======== Source material

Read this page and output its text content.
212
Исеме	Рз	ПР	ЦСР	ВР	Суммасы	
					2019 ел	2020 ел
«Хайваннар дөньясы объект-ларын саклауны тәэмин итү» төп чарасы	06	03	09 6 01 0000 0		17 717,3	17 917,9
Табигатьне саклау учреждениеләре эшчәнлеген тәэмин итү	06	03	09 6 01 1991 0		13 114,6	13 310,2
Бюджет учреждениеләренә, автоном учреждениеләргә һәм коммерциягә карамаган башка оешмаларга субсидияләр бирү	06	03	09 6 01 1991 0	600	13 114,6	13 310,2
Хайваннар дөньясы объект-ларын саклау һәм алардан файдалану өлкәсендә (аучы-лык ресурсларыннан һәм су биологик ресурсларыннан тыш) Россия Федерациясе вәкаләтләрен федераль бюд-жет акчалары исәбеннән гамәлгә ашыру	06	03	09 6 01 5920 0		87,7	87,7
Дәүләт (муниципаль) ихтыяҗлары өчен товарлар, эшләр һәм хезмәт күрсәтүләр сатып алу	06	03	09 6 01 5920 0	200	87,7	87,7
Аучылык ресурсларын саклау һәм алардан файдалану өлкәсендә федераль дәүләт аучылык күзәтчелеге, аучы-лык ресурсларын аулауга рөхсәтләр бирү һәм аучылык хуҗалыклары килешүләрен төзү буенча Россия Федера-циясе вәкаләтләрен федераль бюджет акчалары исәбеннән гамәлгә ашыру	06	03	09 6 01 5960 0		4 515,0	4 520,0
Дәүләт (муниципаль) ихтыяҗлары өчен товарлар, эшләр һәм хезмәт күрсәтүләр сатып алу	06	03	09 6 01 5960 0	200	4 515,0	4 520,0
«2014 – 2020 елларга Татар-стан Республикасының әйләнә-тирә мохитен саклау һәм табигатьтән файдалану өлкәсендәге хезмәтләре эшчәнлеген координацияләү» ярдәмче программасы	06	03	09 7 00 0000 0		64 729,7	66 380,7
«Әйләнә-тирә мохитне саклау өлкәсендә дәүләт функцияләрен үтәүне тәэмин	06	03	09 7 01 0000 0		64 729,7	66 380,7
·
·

================
======== Source material

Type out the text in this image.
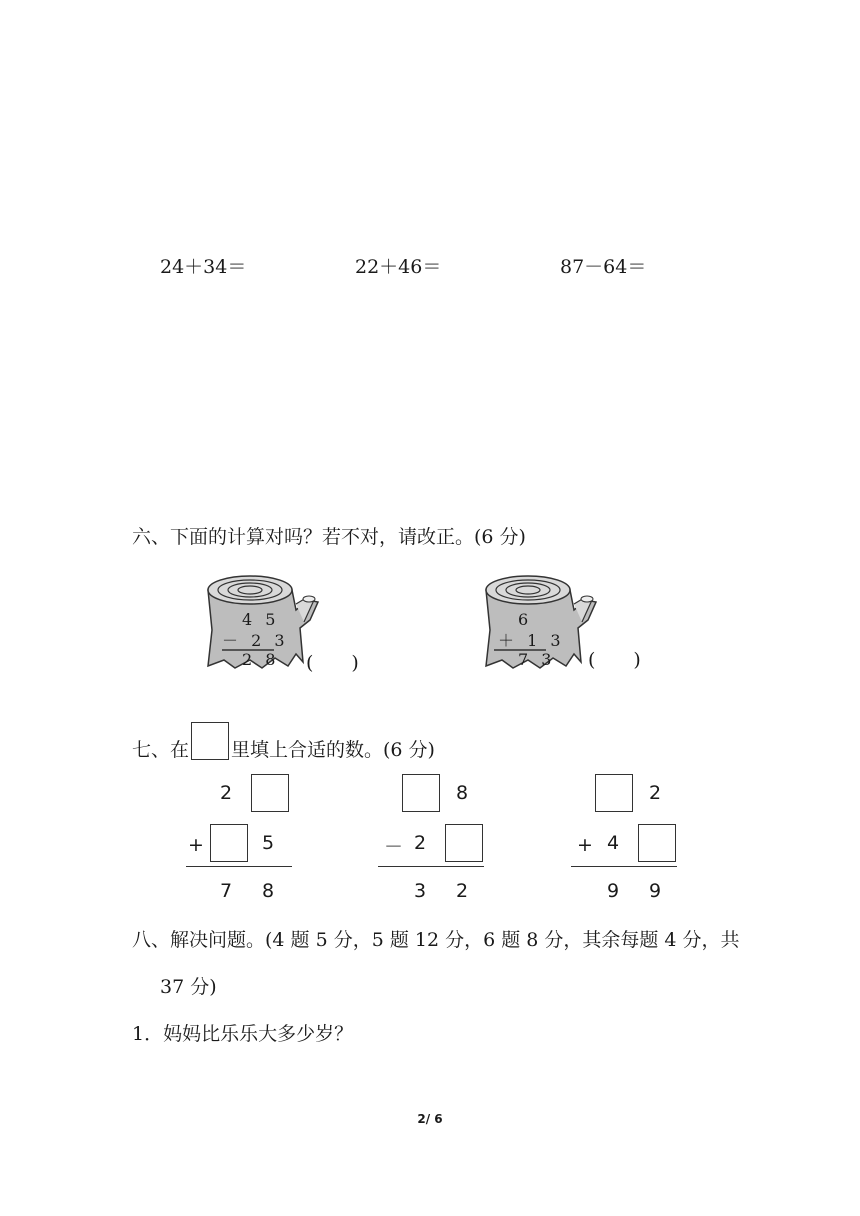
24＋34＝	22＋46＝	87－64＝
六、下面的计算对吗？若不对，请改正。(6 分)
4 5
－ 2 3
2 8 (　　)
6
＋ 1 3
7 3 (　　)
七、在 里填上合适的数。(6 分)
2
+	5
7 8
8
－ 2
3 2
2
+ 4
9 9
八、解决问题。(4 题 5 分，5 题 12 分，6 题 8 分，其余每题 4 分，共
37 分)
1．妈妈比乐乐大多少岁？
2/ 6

================
======== Source material

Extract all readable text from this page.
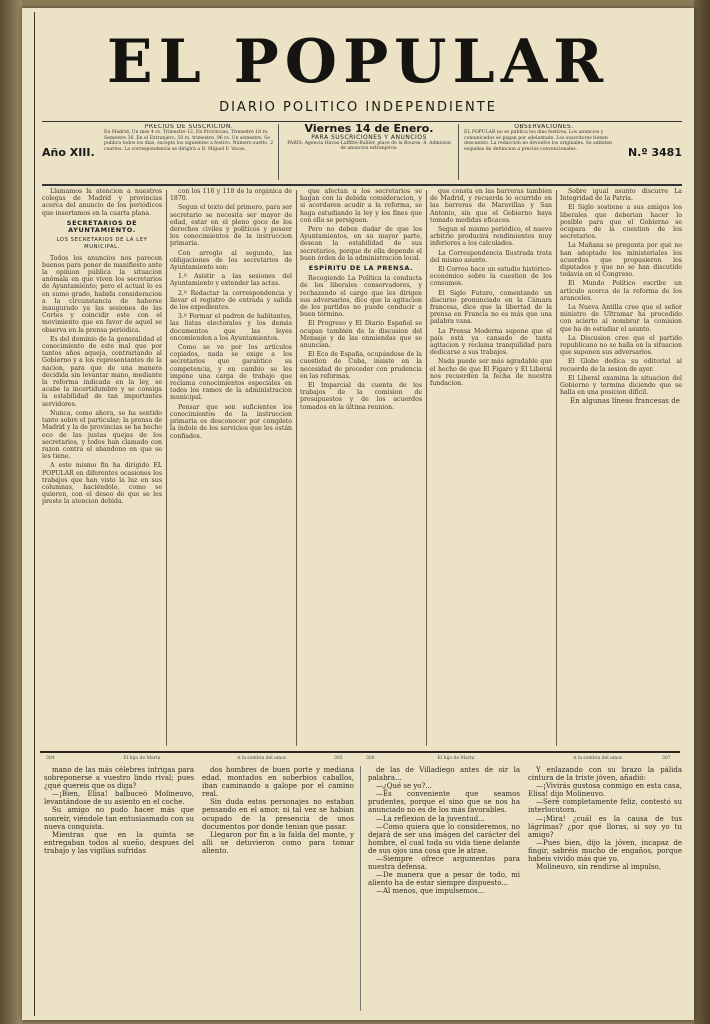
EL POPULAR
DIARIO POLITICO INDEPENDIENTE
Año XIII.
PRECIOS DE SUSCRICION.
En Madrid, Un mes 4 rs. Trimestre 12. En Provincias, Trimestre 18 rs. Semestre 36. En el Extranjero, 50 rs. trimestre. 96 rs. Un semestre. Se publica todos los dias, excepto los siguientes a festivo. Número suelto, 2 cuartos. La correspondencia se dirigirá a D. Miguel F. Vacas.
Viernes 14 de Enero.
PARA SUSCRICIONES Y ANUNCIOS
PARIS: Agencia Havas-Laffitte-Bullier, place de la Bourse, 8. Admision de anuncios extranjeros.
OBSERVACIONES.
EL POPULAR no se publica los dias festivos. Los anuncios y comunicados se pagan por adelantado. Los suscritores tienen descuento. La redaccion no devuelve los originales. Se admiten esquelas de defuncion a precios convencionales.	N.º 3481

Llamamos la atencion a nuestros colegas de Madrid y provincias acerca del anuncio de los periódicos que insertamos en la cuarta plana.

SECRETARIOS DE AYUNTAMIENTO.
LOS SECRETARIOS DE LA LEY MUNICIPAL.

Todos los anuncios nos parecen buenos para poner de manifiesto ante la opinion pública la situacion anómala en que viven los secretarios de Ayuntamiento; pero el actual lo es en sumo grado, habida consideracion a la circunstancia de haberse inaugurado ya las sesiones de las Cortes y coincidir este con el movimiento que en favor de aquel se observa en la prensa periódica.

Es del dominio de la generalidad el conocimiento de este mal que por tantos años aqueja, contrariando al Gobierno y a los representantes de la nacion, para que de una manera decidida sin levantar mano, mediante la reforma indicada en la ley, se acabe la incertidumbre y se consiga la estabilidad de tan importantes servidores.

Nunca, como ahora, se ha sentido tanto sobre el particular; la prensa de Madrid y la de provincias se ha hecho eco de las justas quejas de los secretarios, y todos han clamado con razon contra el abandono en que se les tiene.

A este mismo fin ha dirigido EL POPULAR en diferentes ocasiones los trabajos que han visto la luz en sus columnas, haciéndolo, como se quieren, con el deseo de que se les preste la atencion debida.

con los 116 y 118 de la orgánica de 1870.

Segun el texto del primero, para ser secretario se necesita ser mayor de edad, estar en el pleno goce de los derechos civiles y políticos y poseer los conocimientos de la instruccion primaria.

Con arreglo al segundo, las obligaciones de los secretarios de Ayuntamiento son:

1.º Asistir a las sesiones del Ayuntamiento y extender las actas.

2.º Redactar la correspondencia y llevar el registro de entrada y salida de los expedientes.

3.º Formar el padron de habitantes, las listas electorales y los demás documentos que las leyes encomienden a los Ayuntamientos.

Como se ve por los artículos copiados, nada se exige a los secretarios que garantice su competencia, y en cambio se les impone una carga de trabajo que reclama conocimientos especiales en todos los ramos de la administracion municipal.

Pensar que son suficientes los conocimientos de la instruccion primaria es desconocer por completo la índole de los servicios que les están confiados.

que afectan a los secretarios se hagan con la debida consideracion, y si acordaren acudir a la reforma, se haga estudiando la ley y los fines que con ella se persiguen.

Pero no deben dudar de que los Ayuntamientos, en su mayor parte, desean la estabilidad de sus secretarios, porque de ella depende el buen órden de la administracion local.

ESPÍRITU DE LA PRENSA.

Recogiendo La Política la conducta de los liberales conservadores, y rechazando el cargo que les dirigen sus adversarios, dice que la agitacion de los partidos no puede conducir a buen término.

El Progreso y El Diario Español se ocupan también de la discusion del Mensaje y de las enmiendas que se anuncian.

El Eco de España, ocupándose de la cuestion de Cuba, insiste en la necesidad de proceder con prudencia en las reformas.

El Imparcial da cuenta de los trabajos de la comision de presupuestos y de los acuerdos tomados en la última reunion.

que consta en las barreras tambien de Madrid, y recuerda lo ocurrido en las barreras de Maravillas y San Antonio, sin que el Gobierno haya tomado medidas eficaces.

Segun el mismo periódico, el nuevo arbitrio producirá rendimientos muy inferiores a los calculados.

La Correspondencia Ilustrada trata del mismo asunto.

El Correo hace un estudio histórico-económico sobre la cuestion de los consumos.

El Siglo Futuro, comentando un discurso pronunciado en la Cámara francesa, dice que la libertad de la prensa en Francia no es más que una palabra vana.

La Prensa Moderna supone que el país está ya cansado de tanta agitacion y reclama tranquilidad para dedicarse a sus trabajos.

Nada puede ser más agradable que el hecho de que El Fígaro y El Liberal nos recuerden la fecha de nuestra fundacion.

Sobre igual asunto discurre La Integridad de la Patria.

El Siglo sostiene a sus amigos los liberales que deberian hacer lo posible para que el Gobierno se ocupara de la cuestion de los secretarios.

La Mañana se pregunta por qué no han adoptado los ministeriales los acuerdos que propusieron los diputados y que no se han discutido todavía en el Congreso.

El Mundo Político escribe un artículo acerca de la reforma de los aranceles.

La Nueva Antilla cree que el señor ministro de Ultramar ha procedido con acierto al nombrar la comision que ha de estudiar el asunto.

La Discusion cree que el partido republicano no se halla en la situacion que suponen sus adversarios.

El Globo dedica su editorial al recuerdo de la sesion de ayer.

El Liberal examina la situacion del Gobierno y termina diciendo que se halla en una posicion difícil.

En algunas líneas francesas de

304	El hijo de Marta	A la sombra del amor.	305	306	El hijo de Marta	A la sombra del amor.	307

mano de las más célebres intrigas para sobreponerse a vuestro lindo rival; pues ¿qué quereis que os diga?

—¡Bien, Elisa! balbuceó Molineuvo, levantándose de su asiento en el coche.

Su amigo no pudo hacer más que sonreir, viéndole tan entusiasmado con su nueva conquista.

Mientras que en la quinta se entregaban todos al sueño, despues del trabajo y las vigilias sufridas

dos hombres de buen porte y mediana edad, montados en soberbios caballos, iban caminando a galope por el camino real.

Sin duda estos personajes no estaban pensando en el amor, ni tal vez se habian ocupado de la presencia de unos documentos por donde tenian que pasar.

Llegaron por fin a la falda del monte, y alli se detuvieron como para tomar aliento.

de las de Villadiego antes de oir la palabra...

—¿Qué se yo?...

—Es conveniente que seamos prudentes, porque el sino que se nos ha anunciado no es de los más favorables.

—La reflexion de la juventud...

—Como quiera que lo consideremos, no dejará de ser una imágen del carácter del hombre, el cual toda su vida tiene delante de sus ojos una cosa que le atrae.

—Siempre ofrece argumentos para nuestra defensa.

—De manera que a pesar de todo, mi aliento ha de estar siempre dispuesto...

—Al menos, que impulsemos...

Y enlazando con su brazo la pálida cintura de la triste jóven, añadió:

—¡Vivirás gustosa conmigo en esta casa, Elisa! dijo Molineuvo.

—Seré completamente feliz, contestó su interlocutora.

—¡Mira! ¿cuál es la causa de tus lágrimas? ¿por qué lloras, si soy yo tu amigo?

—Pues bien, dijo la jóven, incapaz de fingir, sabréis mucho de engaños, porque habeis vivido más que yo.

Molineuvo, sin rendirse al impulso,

================

* _What you are asked to do_
Report every line containing the word "primaria" from the listing above.

* _Answer_
Segun el texto del primero, para ser secretario se necesita ser mayor de edad, estar en el pleno goce de los derechos civiles y políticos y poseer los conocimientos de la instruccion primaria.
Pensar que son suficientes los conocimientos de la instruccion primaria es desconocer por completo la índole de los servicios que les están confiados.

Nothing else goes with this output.